● **Work instructions**
Reproduce the listing below in its entirety. Change nothing.

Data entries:
==============================

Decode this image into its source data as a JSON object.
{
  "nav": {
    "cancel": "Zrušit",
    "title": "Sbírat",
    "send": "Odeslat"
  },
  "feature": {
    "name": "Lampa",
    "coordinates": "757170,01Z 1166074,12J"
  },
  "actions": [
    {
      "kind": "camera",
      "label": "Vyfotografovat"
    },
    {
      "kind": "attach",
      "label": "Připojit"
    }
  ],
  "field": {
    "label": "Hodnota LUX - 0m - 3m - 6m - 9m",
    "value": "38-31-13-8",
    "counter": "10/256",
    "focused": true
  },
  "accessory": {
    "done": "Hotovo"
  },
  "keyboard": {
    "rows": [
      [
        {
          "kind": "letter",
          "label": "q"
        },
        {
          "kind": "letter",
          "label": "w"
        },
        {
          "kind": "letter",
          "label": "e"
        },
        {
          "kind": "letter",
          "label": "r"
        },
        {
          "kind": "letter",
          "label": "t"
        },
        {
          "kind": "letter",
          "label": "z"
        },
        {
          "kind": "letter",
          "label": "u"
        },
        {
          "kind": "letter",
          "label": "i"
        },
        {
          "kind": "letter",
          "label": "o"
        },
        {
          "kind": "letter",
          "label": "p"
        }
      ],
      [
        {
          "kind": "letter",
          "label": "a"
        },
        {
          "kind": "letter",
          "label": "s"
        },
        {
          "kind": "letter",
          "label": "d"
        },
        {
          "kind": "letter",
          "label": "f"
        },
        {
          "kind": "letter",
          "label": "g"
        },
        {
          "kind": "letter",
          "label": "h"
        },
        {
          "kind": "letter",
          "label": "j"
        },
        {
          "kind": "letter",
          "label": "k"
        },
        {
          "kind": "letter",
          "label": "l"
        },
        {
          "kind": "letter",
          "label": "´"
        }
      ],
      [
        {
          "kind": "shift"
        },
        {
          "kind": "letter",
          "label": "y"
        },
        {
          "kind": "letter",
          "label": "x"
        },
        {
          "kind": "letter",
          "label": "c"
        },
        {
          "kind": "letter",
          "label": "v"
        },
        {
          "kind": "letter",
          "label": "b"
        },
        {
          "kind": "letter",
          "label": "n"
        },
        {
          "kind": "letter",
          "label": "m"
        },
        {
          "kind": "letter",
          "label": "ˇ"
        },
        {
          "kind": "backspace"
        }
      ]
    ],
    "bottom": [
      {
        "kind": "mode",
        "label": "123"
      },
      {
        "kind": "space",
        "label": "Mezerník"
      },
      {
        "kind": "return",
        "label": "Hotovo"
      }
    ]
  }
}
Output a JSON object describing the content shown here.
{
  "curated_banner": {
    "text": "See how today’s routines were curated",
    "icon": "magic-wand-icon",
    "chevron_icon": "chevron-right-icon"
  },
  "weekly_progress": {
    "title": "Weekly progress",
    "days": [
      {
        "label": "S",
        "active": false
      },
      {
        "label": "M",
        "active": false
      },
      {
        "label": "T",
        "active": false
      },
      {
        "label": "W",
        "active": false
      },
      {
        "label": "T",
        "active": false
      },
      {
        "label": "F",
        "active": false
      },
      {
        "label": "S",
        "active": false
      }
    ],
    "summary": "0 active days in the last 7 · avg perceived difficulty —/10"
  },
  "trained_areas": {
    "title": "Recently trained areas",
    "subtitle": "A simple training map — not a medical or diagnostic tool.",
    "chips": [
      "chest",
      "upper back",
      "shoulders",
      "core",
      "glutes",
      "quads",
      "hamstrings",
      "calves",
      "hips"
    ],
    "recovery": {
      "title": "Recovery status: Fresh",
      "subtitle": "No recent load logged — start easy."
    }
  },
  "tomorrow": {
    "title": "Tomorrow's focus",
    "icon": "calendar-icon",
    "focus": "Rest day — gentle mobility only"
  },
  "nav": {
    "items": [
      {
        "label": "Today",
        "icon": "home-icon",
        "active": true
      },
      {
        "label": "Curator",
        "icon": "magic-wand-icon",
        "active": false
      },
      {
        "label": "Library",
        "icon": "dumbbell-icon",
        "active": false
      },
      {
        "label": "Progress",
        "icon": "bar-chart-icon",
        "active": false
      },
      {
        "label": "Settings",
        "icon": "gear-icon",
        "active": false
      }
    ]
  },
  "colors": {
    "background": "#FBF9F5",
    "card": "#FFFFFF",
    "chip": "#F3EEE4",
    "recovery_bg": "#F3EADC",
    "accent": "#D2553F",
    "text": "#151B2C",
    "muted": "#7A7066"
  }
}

==============================

● **Solved problem**
Decode this image into its source data as a JSON object.
{
  "nav": {
    "cancel": "Zrušit",
    "title": "Sbírat",
    "send": "Odeslat"
  },
  "feature": {
    "name": "Lampa",
    "coordinates": "757170,01Z 1166074,12J"
  },
  "actions": [
    {
      "kind": "camera",
      "label": "Vyfotografovat"
    },
    {
      "kind": "attach",
      "label": "Připojit"
    }
  ],
  "field": {
    "label": "Hodnota LUX - 0m - 3m - 6m - 9m",
    "value": "38-31-13-8",
    "counter": "10/256",
    "focused": true
  },
  "accessory": {
    "done": "Hotovo"
  },
  "keyboard": {
    "rows": [
      [
        {
          "kind": "letter",
          "label": "q"
        },
        {
          "kind": "letter",
          "label": "w"
        },
        {
          "kind": "letter",
          "label": "e"
        },
        {
          "kind": "letter",
          "label": "r"
        },
        {
          "kind": "letter",
          "label": "t"
        },
        {
          "kind": "letter",
          "label": "z"
        },
        {
          "kind": "letter",
          "label": "u"
        },
        {
          "kind": "letter",
          "label": "i"
        },
        {
          "kind": "letter",
          "label": "o"
        },
        {
          "kind": "letter",
          "label": "p"
        }
      ],
      [
        {
          "kind": "letter",
          "label": "a"
        },
        {
          "kind": "letter",
          "label": "s"
        },
        {
          "kind": "letter",
          "label": "d"
        },
        {
          "kind": "letter",
          "label": "f"
        },
        {
          "kind": "letter",
          "label": "g"
        },
        {
          "kind": "letter",
          "label": "h"
        },
        {
          "kind": "letter",
          "label": "j"
        },
        {
          "kind": "letter",
          "label": "k"
        },
        {
          "kind": "letter",
          "label": "l"
        },
        {
          "kind": "letter",
          "label": "´"
        }
      ],
      [
        {
          "kind": "shift"
        },
        {
          "kind": "letter",
          "label": "y"
        },
        {
          "kind": "letter",
          "label": "x"
        },
        {
          "kind": "letter",
          "label": "c"
        },
        {
          "kind": "letter",
          "label": "v"
        },
        {
          "kind": "letter",
          "label": "b"
        },
        {
          "kind": "letter",
          "label": "n"
        },
        {
          "kind": "letter",
          "label": "m"
        },
        {
          "kind": "letter",
          "label": "ˇ"
        },
        {
          "kind": "backspace"
        }
      ]
    ],
    "bottom": [
      {
        "kind": "mode",
        "label": "123"
      },
      {
        "kind": "space",
        "label": "Mezerník"
      },
      {
        "kind": "return",
        "label": "Hotovo"
      }
    ]
  }
}
Output a JSON object describing the content shown here.
{
  "curated_banner": {
    "text": "See how today’s routines were curated",
    "icon": "magic-wand-icon",
    "chevron_icon": "chevron-right-icon"
  },
  "weekly_progress": {
    "title": "Weekly progress",
    "days": [
      {
        "label": "S",
        "active": false
      },
      {
        "label": "M",
        "active": false
      },
      {
        "label": "T",
        "active": false
      },
      {
        "label": "W",
        "active": false
      },
      {
        "label": "T",
        "active": false
      },
      {
        "label": "F",
        "active": false
      },
      {
        "label": "S",
        "active": false
      }
    ],
    "summary": "0 active days in the last 7 · avg perceived difficulty —/10"
  },
  "trained_areas": {
    "title": "Recently trained areas",
    "subtitle": "A simple training map — not a medical or diagnostic tool.",
    "chips": [
      "chest",
      "upper back",
      "shoulders",
      "core",
      "glutes",
      "quads",
      "hamstrings",
      "calves",
      "hips"
    ],
    "recovery": {
      "title": "Recovery status: Fresh",
      "subtitle": "No recent load logged — start easy."
    }
  },
  "tomorrow": {
    "title": "Tomorrow's focus",
    "icon": "calendar-icon",
    "focus": "Rest day — gentle mobility only"
  },
  "nav": {
    "items": [
      {
        "label": "Today",
        "icon": "home-icon",
        "active": true
      },
      {
        "label": "Curator",
        "icon": "magic-wand-icon",
        "active": false
      },
      {
        "label": "Library",
        "icon": "dumbbell-icon",
        "active": false
      },
      {
        "label": "Progress",
        "icon": "bar-chart-icon",
        "active": false
      },
      {
        "label": "Settings",
        "icon": "gear-icon",
        "active": false
      }
    ]
  },
  "colors": {
    "background": "#FBF9F5",
    "card": "#FFFFFF",
    "chip": "#F3EEE4",
    "recovery_bg": "#F3EADC",
    "accent": "#D2553F",
    "text": "#151B2C",
    "muted": "#7A7066"
  }
}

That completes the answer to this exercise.